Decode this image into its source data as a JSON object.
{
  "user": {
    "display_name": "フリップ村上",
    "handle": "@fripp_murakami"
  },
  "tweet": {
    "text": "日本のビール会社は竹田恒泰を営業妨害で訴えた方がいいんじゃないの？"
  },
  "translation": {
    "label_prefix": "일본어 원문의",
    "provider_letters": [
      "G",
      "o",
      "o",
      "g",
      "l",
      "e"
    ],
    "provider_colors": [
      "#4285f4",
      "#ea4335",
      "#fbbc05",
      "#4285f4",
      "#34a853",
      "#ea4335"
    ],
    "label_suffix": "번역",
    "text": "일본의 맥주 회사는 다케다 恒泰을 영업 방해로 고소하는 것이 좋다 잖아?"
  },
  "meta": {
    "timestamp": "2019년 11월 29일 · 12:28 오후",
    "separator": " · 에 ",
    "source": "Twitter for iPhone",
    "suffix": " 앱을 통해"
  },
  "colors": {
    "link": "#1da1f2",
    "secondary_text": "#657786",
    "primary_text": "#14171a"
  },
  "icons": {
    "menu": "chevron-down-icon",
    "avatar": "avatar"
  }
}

- - -

▸ **CHALLENGE**
Each record must be repeated exactly as it is.

▸ **ANSWER BELOW**
Decode this image into its source data as a JSON object.
{
  "user": {
    "display_name": "フリップ村上",
    "handle": "@fripp_murakami"
  },
  "tweet": {
    "text": "日本のビール会社は竹田恒泰を営業妨害で訴えた方がいいんじゃないの？"
  },
  "translation": {
    "label_prefix": "일본어 원문의",
    "provider_letters": [
      "G",
      "o",
      "o",
      "g",
      "l",
      "e"
    ],
    "provider_colors": [
      "#4285f4",
      "#ea4335",
      "#fbbc05",
      "#4285f4",
      "#34a853",
      "#ea4335"
    ],
    "label_suffix": "번역",
    "text": "일본의 맥주 회사는 다케다 恒泰을 영업 방해로 고소하는 것이 좋다 잖아?"
  },
  "meta": {
    "timestamp": "2019년 11월 29일 · 12:28 오후",
    "separator": " · 에 ",
    "source": "Twitter for iPhone",
    "suffix": " 앱을 통해"
  },
  "colors": {
    "link": "#1da1f2",
    "secondary_text": "#657786",
    "primary_text": "#14171a"
  },
  "icons": {
    "menu": "chevron-down-icon",
    "avatar": "avatar"
  }
}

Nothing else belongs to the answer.